Reading text Block Start

The gilets jaunes mostly come from small towns and villages rather than cities, places cut off by lack of public transport – hence the furious reaction against the petrol price rises of 2018. This geographical isolation is coupled with chronic employment and lack of access to care. 9 million people in France live below the poverty line; 30% of French people feel they live in neglected areas. But such poverty is not confined to rural areas. Urban protestors join the weekly protests that coalesce in the big cities, and in summer 2019 the movement spread to undocumented migrants in the Paris area. These gilets noirs – a movement of about 1500 migrants – made headlines with several high-profile occupations protests in Paris, most notably of the Panthéon, and Charles de Gaulle airport. But despite some local gilets jaunes’ expressions of solidarity with migrant victims of police violence, there has been little ongoing joint action between them and gilets noirs.

The movement, based outside workplaces, has not hit the economy directly – apart from blockades of fuel depots, impeding the circulation of heavy lorries, and disrupting tourism and the retail trade during demonstrations.

The movement’s most visible call has been for direct referenda. The RIC (référendum d’initiative citoyenne or citizens’ initiative referendum) is a plan to allow a referendum on any proposal that gains 700,000 signatures or more. The problem with this idea is that referenda can simply be ignored, as we in Britain know. The RIC demand reflects widespread distrust of politicians and the current system of representation, and is an attempt to bypass parliamentary democracy. This rejection of state structures has led to some positive experiments in grassroots democracy, such as the various assemblies, local organising groups and, so far, four assemblées des assemblées, most famously in the small town of Commercy, attended by delegates from gilets jaunes groups around the country. More important, the regular informal local protests, as well as the larger demonstrations in cities, have drawn thousands of people into active political struggle.

Reading text Block End
Information given Block Start

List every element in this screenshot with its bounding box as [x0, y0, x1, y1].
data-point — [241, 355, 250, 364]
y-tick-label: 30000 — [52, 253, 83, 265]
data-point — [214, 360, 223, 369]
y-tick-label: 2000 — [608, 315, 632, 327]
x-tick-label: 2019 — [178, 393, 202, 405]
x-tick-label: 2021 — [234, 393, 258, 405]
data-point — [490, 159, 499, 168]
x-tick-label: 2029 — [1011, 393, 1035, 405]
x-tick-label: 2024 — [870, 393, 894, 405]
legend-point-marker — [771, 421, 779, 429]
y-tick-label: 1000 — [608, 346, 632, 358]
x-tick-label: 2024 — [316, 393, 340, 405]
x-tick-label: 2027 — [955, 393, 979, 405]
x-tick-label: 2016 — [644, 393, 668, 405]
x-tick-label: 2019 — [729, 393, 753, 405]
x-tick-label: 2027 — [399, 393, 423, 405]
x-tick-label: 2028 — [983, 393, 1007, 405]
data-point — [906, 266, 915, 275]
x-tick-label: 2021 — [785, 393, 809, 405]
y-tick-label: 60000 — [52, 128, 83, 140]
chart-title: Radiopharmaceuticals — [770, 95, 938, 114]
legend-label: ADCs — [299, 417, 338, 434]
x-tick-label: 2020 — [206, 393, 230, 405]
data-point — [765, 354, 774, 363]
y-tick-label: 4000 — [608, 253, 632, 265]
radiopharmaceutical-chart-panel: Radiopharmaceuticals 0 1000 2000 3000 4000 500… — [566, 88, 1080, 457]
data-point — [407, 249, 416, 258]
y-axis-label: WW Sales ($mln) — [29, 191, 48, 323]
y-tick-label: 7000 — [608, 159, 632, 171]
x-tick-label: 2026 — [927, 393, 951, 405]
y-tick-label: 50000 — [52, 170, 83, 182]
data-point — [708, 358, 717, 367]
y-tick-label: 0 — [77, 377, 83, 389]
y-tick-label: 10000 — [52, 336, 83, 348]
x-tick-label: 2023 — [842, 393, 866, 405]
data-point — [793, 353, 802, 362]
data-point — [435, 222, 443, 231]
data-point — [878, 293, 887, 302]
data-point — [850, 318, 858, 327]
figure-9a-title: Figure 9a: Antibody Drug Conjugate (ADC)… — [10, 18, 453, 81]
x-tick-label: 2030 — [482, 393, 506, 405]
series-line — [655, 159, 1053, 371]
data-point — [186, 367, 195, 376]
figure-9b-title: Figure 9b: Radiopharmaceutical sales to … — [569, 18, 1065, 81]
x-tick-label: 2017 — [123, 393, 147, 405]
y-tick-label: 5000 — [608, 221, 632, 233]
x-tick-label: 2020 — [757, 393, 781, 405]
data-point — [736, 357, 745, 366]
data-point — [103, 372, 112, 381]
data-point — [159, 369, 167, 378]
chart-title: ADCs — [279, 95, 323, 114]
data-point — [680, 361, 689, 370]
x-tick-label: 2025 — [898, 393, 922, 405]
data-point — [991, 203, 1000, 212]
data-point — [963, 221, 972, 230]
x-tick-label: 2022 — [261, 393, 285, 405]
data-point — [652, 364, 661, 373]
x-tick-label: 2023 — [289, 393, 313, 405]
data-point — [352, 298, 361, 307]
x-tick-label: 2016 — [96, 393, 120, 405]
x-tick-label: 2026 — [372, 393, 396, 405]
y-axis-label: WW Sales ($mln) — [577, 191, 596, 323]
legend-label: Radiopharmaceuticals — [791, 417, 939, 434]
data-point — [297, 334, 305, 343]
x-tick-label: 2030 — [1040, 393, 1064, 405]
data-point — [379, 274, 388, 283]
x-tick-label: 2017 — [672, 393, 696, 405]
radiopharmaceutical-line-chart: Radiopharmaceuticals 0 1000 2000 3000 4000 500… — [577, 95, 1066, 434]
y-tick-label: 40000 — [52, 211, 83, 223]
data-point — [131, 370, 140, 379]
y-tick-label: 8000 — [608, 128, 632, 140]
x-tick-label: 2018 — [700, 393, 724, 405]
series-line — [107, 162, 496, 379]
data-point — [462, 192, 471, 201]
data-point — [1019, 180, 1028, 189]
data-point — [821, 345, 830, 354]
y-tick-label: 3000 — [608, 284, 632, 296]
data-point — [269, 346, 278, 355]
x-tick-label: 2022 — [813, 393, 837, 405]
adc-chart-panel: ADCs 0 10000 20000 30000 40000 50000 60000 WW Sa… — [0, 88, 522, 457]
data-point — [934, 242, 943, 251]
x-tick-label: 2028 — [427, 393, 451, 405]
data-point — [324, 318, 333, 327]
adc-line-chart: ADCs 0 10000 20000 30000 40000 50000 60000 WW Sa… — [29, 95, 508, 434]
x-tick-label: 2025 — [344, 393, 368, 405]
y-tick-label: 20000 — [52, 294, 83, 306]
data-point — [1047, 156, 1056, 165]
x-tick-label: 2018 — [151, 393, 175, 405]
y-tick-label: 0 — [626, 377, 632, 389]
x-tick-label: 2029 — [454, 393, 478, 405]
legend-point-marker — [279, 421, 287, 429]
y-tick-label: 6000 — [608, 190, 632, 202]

Information given Block End

• Exercise requirements
a: Answer these questions from the passage on the gilets jaunes:
(i) How many people in France live below the poverty line?
(ii) How many signatures would a proposal need to trigger a RIC referendum?
(iii) In which small town was the most famous assemblée des assemblées held?
b: Copy the passage on the gilets jaunes between "The movement, based" and "trade during demonstrations.", inclusive.
c: What comes after the last sentence of the passage on the gilets jaunes? Write the continuation.
The records come from a separate source and have no connection to the passage on the gilets jaunes.

• Outputs in order
a:
(i) 9 million
(ii) 700,000 or more
(iii) Commercy

b:
The movement, based outside workplaces, has not hit the economy directly – apart from blockades of fuel depots, impeding the circulation of heavy lorries, and disrupting tourism and the retail trade during demonstrations.

c:
But the movement’s refusal to join with established working class organisations such as the trade unions has been a weakness. It has kept the gilets jaunes isolated and has prevented a potential alliance that would help them achieve their demands. Separation from the organised Left also means the movement has not developed a clear view of the state as a vehicle of class rule – despite the police violence.

The gilets jaunes did win some victories in the early stages: the fuel price rise was halted, and Macron announced a €10 billion package of wage increases and tax cuts for low earners and pensioners. Companies were also encouraged to give out Christmas bonuses, which would be tax free up to €1000.  But these giveaways did not address the fundamental grievances.

ACTIVISTS CONVERGE

Now there is potential for ‘convergence’ to make headway. Work has already been done in a number of cities. The Communists in Marseille, for example, successfully brought activists together at an early stage in the gilets jaunes movement. Nationally, the wave of strikes has begun to create a gravitational pull, drawing the gilets jaunes towards the labour movement. On a wider political level, the demands of both strikers and gilets jaunes are incompatible with continued membership of the EU, whose rules lead to the driving down of wages and welfare cutbacks, including pensions. The need is to link the current struggles with demands for a new constitution – a 6th Republic – and for popular sovereignty outside the EU.

In a possible sign of government weakening, Macron’s Pensions Minister Delevoye was forced to resign in mid-December for his failure to declare outside interests – one of which was administering an insurance training institute, a sector that could benefit from the planned pension reform. Macron has offered the possibility of concessions on the age of retirement in an attempt to divide the CFDT from the other unions. But at the time of writing (end of 2019), the unions are united and not giving way. This has been the longest running strike action since the railworkers’ strikes in 1986-1987.